Problem description:
Return the full listing exactly as it is written.

Figure dataset records:
((
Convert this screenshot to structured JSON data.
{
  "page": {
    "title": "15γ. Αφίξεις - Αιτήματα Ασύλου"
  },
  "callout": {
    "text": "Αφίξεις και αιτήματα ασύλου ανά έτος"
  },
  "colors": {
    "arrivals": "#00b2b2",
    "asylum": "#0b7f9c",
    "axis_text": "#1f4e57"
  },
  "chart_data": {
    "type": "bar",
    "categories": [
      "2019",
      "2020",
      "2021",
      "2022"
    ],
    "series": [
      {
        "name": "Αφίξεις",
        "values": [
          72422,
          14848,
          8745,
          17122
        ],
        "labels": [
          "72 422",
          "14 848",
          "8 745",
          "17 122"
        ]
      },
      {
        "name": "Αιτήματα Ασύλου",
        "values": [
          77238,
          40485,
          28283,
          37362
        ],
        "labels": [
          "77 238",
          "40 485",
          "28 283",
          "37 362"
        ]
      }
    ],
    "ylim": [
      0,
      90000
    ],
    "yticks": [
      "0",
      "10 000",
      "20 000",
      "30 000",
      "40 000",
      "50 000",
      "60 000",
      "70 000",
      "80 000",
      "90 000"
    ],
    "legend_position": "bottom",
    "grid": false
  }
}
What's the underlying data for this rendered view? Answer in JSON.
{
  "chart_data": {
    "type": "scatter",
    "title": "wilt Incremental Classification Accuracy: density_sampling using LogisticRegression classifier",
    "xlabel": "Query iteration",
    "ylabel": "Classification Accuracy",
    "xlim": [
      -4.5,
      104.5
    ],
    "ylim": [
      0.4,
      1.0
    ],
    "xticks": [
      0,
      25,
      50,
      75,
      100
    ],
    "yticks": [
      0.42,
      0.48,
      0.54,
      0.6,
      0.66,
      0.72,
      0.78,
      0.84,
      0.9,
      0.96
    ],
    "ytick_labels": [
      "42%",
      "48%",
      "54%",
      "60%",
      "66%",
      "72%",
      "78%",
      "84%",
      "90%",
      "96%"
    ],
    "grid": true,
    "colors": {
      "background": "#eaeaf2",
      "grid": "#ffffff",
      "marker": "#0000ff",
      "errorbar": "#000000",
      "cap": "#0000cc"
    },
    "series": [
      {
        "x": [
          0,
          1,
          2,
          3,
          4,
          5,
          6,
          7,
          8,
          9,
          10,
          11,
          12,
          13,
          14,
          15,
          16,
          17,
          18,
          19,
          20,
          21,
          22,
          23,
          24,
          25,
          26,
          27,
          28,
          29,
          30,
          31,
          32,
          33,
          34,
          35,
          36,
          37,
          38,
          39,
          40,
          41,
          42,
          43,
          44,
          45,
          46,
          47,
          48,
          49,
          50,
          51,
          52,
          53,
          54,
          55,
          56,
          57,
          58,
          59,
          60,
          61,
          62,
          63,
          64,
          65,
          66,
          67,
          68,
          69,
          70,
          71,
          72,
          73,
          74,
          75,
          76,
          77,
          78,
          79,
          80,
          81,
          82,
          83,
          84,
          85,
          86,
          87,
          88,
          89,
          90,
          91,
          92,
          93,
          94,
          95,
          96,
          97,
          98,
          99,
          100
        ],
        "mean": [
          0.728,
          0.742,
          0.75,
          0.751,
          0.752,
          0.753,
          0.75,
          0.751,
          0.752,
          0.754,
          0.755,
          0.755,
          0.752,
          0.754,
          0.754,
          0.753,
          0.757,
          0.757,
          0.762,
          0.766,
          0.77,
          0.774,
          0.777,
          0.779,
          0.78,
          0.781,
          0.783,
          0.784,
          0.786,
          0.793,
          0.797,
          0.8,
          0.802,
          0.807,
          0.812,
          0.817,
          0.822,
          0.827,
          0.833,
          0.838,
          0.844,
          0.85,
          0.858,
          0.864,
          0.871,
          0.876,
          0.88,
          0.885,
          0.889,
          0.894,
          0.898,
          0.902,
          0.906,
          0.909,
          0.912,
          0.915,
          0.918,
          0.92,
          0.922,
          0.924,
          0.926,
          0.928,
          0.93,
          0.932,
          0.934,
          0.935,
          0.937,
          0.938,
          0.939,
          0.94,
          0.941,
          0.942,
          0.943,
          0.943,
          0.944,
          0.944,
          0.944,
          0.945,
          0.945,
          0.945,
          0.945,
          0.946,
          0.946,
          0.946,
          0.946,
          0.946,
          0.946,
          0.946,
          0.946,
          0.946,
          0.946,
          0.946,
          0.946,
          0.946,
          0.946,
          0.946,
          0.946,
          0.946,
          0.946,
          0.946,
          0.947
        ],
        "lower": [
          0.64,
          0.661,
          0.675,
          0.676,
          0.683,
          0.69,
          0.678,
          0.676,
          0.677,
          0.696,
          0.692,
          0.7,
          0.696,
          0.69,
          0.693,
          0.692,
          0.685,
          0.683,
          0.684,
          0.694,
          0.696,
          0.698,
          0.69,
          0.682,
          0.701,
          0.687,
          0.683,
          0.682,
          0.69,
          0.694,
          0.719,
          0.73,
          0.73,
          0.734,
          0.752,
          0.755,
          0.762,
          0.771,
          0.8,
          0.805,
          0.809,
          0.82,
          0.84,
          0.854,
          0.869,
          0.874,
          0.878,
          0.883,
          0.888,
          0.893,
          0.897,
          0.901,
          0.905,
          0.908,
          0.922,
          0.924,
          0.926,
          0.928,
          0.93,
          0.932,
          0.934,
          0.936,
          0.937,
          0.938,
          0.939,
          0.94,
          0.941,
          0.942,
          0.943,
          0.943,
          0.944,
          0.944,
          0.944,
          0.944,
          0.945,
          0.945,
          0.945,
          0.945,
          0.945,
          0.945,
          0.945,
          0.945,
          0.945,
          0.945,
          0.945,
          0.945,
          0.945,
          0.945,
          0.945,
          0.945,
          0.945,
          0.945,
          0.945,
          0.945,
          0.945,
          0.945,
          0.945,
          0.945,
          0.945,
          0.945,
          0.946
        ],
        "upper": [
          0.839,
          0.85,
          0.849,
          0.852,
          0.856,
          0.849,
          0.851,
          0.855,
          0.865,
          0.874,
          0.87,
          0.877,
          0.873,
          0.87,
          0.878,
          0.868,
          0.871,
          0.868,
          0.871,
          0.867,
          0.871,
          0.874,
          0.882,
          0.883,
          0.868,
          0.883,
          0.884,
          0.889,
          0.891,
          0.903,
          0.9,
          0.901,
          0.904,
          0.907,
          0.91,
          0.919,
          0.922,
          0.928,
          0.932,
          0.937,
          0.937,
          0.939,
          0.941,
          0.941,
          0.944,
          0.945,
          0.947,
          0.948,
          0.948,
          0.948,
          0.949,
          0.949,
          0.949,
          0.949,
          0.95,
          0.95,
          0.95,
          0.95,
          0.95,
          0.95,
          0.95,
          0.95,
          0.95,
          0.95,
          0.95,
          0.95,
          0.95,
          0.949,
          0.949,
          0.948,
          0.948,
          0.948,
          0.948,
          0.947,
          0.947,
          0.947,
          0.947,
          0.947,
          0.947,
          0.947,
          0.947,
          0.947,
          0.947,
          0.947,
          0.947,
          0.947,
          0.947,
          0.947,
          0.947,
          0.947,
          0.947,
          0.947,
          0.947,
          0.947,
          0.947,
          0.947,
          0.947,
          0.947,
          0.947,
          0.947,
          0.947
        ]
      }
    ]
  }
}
))
Output for this exercise:
Convert this screenshot to structured JSON data.
{
  "page": {
    "title": "15γ. Αφίξεις - Αιτήματα Ασύλου"
  },
  "callout": {
    "text": "Αφίξεις και αιτήματα ασύλου ανά έτος"
  },
  "colors": {
    "arrivals": "#00b2b2",
    "asylum": "#0b7f9c",
    "axis_text": "#1f4e57"
  },
  "chart_data": {
    "type": "bar",
    "categories": [
      "2019",
      "2020",
      "2021",
      "2022"
    ],
    "series": [
      {
        "name": "Αφίξεις",
        "values": [
          72422,
          14848,
          8745,
          17122
        ],
        "labels": [
          "72 422",
          "14 848",
          "8 745",
          "17 122"
        ]
      },
      {
        "name": "Αιτήματα Ασύλου",
        "values": [
          77238,
          40485,
          28283,
          37362
        ],
        "labels": [
          "77 238",
          "40 485",
          "28 283",
          "37 362"
        ]
      }
    ],
    "ylim": [
      0,
      90000
    ],
    "yticks": [
      "0",
      "10 000",
      "20 000",
      "30 000",
      "40 000",
      "50 000",
      "60 000",
      "70 000",
      "80 000",
      "90 000"
    ],
    "legend_position": "bottom",
    "grid": false
  }
}
What's the underlying data for this rendered view? Answer in JSON.
{
  "chart_data": {
    "type": "scatter",
    "title": "wilt Incremental Classification Accuracy: density_sampling using LogisticRegression classifier",
    "xlabel": "Query iteration",
    "ylabel": "Classification Accuracy",
    "xlim": [
      -4.5,
      104.5
    ],
    "ylim": [
      0.4,
      1.0
    ],
    "xticks": [
      0,
      25,
      50,
      75,
      100
    ],
    "yticks": [
      0.42,
      0.48,
      0.54,
      0.6,
      0.66,
      0.72,
      0.78,
      0.84,
      0.9,
      0.96
    ],
    "ytick_labels": [
      "42%",
      "48%",
      "54%",
      "60%",
      "66%",
      "72%",
      "78%",
      "84%",
      "90%",
      "96%"
    ],
    "grid": true,
    "colors": {
      "background": "#eaeaf2",
      "grid": "#ffffff",
      "marker": "#0000ff",
      "errorbar": "#000000",
      "cap": "#0000cc"
    },
    "series": [
      {
        "x": [
          0,
          1,
          2,
          3,
          4,
          5,
          6,
          7,
          8,
          9,
          10,
          11,
          12,
          13,
          14,
          15,
          16,
          17,
          18,
          19,
          20,
          21,
          22,
          23,
          24,
          25,
          26,
          27,
          28,
          29,
          30,
          31,
          32,
          33,
          34,
          35,
          36,
          37,
          38,
          39,
          40,
          41,
          42,
          43,
          44,
          45,
          46,
          47,
          48,
          49,
          50,
          51,
          52,
          53,
          54,
          55,
          56,
          57,
          58,
          59,
          60,
          61,
          62,
          63,
          64,
          65,
          66,
          67,
          68,
          69,
          70,
          71,
          72,
          73,
          74,
          75,
          76,
          77,
          78,
          79,
          80,
          81,
          82,
          83,
          84,
          85,
          86,
          87,
          88,
          89,
          90,
          91,
          92,
          93,
          94,
          95,
          96,
          97,
          98,
          99,
          100
        ],
        "mean": [
          0.728,
          0.742,
          0.75,
          0.751,
          0.752,
          0.753,
          0.75,
          0.751,
          0.752,
          0.754,
          0.755,
          0.755,
          0.752,
          0.754,
          0.754,
          0.753,
          0.757,
          0.757,
          0.762,
          0.766,
          0.77,
          0.774,
          0.777,
          0.779,
          0.78,
          0.781,
          0.783,
          0.784,
          0.786,
          0.793,
          0.797,
          0.8,
          0.802,
          0.807,
          0.812,
          0.817,
          0.822,
          0.827,
          0.833,
          0.838,
          0.844,
          0.85,
          0.858,
          0.864,
          0.871,
          0.876,
          0.88,
          0.885,
          0.889,
          0.894,
          0.898,
          0.902,
          0.906,
          0.909,
          0.912,
          0.915,
          0.918,
          0.92,
          0.922,
          0.924,
          0.926,
          0.928,
          0.93,
          0.932,
          0.934,
          0.935,
          0.937,
          0.938,
          0.939,
          0.94,
          0.941,
          0.942,
          0.943,
          0.943,
          0.944,
          0.944,
          0.944,
          0.945,
          0.945,
          0.945,
          0.945,
          0.946,
          0.946,
          0.946,
          0.946,
          0.946,
          0.946,
          0.946,
          0.946,
          0.946,
          0.946,
          0.946,
          0.946,
          0.946,
          0.946,
          0.946,
          0.946,
          0.946,
          0.946,
          0.946,
          0.947
        ],
        "lower": [
          0.64,
          0.661,
          0.675,
          0.676,
          0.683,
          0.69,
          0.678,
          0.676,
          0.677,
          0.696,
          0.692,
          0.7,
          0.696,
          0.69,
          0.693,
          0.692,
          0.685,
          0.683,
          0.684,
          0.694,
          0.696,
          0.698,
          0.69,
          0.682,
          0.701,
          0.687,
          0.683,
          0.682,
          0.69,
          0.694,
          0.719,
          0.73,
          0.73,
          0.734,
          0.752,
          0.755,
          0.762,
          0.771,
          0.8,
          0.805,
          0.809,
          0.82,
          0.84,
          0.854,
          0.869,
          0.874,
          0.878,
          0.883,
          0.888,
          0.893,
          0.897,
          0.901,
          0.905,
          0.908,
          0.922,
          0.924,
          0.926,
          0.928,
          0.93,
          0.932,
          0.934,
          0.936,
          0.937,
          0.938,
          0.939,
          0.94,
          0.941,
          0.942,
          0.943,
          0.943,
          0.944,
          0.944,
          0.944,
          0.944,
          0.945,
          0.945,
          0.945,
          0.945,
          0.945,
          0.945,
          0.945,
          0.945,
          0.945,
          0.945,
          0.945,
          0.945,
          0.945,
          0.945,
          0.945,
          0.945,
          0.945,
          0.945,
          0.945,
          0.945,
          0.945,
          0.945,
          0.945,
          0.945,
          0.945,
          0.945,
          0.946
        ],
        "upper": [
          0.839,
          0.85,
          0.849,
          0.852,
          0.856,
          0.849,
          0.851,
          0.855,
          0.865,
          0.874,
          0.87,
          0.877,
          0.873,
          0.87,
          0.878,
          0.868,
          0.871,
          0.868,
          0.871,
          0.867,
          0.871,
          0.874,
          0.882,
          0.883,
          0.868,
          0.883,
          0.884,
          0.889,
          0.891,
          0.903,
          0.9,
          0.901,
          0.904,
          0.907,
          0.91,
          0.919,
          0.922,
          0.928,
          0.932,
          0.937,
          0.937,
          0.939,
          0.941,
          0.941,
          0.944,
          0.945,
          0.947,
          0.948,
          0.948,
          0.948,
          0.949,
          0.949,
          0.949,
          0.949,
          0.95,
          0.95,
          0.95,
          0.95,
          0.95,
          0.95,
          0.95,
          0.95,
          0.95,
          0.95,
          0.95,
          0.95,
          0.95,
          0.949,
          0.949,
          0.948,
          0.948,
          0.948,
          0.948,
          0.947,
          0.947,
          0.947,
          0.947,
          0.947,
          0.947,
          0.947,
          0.947,
          0.947,
          0.947,
          0.947,
          0.947,
          0.947,
          0.947,
          0.947,
          0.947,
          0.947,
          0.947,
          0.947,
          0.947,
          0.947,
          0.947,
          0.947,
          0.947,
          0.947,
          0.947,
          0.947,
          0.947
        ]
      }
    ]
  }
}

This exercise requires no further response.